PROBLEM REQUIREMENTS: Locate each line with the string "medals" in the listing below and copy it.

■ ■ ■ ■ ■

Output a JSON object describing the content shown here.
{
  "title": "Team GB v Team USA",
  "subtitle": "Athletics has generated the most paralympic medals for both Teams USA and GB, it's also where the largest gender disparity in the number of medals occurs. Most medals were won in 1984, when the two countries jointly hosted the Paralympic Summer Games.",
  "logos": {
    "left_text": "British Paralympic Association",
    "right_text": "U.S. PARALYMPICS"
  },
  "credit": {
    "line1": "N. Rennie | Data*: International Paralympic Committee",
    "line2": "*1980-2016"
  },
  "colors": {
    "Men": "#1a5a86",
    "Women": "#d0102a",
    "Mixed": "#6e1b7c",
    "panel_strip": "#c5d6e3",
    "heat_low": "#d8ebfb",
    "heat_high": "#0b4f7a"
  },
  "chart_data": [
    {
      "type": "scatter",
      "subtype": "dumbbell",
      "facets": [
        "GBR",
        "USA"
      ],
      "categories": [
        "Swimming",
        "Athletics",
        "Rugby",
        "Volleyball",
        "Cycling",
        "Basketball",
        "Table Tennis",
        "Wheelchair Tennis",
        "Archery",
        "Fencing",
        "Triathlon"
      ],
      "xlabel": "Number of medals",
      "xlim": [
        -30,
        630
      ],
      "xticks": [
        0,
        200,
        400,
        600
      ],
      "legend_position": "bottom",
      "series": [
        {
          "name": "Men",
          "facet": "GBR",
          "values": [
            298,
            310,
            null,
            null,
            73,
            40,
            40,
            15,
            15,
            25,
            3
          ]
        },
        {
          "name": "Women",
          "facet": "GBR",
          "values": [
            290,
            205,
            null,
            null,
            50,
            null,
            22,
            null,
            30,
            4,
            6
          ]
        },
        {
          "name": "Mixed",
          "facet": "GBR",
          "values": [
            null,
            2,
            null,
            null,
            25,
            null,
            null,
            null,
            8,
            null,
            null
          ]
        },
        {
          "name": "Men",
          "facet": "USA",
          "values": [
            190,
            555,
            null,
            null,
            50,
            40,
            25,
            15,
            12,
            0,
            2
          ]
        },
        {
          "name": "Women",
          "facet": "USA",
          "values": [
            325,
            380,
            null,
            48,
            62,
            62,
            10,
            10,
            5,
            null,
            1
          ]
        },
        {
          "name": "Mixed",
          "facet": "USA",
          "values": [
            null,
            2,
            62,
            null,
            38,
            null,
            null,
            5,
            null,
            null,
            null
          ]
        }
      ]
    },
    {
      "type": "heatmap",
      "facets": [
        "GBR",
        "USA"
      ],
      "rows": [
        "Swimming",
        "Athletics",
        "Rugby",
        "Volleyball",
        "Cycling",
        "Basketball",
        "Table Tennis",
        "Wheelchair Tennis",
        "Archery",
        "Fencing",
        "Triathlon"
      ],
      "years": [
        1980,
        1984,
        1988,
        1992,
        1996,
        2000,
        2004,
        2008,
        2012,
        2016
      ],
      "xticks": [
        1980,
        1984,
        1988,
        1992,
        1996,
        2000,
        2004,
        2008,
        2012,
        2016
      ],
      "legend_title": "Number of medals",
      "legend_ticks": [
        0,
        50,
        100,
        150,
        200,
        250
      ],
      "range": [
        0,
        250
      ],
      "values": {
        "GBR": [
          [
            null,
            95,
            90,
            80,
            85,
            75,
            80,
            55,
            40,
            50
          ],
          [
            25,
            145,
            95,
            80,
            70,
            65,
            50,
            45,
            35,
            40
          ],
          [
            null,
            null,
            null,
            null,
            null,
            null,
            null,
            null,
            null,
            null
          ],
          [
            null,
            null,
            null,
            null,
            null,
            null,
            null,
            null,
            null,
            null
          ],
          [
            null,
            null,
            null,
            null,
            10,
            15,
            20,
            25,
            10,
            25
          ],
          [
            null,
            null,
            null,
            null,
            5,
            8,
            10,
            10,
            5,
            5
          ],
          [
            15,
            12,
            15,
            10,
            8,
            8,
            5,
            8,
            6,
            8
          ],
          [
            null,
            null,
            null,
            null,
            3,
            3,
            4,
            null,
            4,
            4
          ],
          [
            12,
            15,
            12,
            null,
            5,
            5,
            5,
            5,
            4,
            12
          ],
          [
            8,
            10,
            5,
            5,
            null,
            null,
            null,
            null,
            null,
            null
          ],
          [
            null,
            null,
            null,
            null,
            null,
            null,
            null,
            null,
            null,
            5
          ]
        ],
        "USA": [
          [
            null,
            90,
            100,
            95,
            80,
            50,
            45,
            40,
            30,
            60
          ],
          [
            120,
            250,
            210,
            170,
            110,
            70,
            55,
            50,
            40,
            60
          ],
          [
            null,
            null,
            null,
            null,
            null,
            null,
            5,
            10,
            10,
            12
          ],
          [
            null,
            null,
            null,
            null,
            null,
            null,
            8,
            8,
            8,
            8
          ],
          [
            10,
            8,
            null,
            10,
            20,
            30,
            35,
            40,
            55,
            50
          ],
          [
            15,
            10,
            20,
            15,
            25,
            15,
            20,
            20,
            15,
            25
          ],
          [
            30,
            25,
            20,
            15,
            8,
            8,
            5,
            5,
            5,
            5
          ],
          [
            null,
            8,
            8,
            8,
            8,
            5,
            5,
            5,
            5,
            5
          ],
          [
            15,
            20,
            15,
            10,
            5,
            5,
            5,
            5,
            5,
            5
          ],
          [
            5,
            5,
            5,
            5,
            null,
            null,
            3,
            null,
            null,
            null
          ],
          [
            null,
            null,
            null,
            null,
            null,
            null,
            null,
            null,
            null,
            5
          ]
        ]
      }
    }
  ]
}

■ ■ ■ ■ ■

RESULT OF THE EXERCISE:
  "subtitle": "Athletics has generated the most paralympic medals for both Teams USA and GB, it's also where the largest gender disparity in the number of medals occurs. Most medals were won in 1984, when the two countries jointly hosted the Paralympic Summer Games.",
      "xlabel": "Number of medals",
      "legend_title": "Number of medals",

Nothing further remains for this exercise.